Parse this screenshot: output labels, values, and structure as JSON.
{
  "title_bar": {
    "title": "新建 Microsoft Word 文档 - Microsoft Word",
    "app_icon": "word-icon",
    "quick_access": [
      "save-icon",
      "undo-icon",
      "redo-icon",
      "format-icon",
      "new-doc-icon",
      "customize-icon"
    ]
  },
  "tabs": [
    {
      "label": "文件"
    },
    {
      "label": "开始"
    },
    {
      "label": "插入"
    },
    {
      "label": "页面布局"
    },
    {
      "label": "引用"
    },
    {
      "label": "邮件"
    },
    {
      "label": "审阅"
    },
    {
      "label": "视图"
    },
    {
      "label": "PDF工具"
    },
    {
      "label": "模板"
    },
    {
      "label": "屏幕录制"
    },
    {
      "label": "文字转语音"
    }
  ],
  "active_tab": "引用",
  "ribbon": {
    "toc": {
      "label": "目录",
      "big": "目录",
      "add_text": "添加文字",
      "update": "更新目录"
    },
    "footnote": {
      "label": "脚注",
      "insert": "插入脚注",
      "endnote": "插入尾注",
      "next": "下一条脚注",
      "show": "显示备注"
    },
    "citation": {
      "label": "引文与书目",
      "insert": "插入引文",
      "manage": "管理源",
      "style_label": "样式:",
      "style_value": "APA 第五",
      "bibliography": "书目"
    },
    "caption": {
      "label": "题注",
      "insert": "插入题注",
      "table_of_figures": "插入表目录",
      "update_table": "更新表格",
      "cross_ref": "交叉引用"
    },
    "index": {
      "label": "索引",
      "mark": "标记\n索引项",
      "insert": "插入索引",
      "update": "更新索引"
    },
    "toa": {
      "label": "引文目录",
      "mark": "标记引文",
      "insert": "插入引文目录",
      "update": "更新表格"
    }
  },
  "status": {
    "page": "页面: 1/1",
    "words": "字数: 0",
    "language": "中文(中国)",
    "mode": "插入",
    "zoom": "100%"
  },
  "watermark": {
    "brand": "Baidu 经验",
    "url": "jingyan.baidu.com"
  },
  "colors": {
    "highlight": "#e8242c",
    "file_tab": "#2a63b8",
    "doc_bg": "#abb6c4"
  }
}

▶ _AIM OF THE TASK_
Using the data above, return each line exactly as written.

▶ _EXERCISE OUTPUT_
Parse this screenshot: output labels, values, and structure as JSON.
{
  "title_bar": {
    "title": "新建 Microsoft Word 文档 - Microsoft Word",
    "app_icon": "word-icon",
    "quick_access": [
      "save-icon",
      "undo-icon",
      "redo-icon",
      "format-icon",
      "new-doc-icon",
      "customize-icon"
    ]
  },
  "tabs": [
    {
      "label": "文件"
    },
    {
      "label": "开始"
    },
    {
      "label": "插入"
    },
    {
      "label": "页面布局"
    },
    {
      "label": "引用"
    },
    {
      "label": "邮件"
    },
    {
      "label": "审阅"
    },
    {
      "label": "视图"
    },
    {
      "label": "PDF工具"
    },
    {
      "label": "模板"
    },
    {
      "label": "屏幕录制"
    },
    {
      "label": "文字转语音"
    }
  ],
  "active_tab": "引用",
  "ribbon": {
    "toc": {
      "label": "目录",
      "big": "目录",
      "add_text": "添加文字",
      "update": "更新目录"
    },
    "footnote": {
      "label": "脚注",
      "insert": "插入脚注",
      "endnote": "插入尾注",
      "next": "下一条脚注",
      "show": "显示备注"
    },
    "citation": {
      "label": "引文与书目",
      "insert": "插入引文",
      "manage": "管理源",
      "style_label": "样式:",
      "style_value": "APA 第五",
      "bibliography": "书目"
    },
    "caption": {
      "label": "题注",
      "insert": "插入题注",
      "table_of_figures": "插入表目录",
      "update_table": "更新表格",
      "cross_ref": "交叉引用"
    },
    "index": {
      "label": "索引",
      "mark": "标记\n索引项",
      "insert": "插入索引",
      "update": "更新索引"
    },
    "toa": {
      "label": "引文目录",
      "mark": "标记引文",
      "insert": "插入引文目录",
      "update": "更新表格"
    }
  },
  "status": {
    "page": "页面: 1/1",
    "words": "字数: 0",
    "language": "中文(中国)",
    "mode": "插入",
    "zoom": "100%"
  },
  "watermark": {
    "brand": "Baidu 经验",
    "url": "jingyan.baidu.com"
  },
  "colors": {
    "highlight": "#e8242c",
    "file_tab": "#2a63b8",
    "doc_bg": "#abb6c4"
  }
}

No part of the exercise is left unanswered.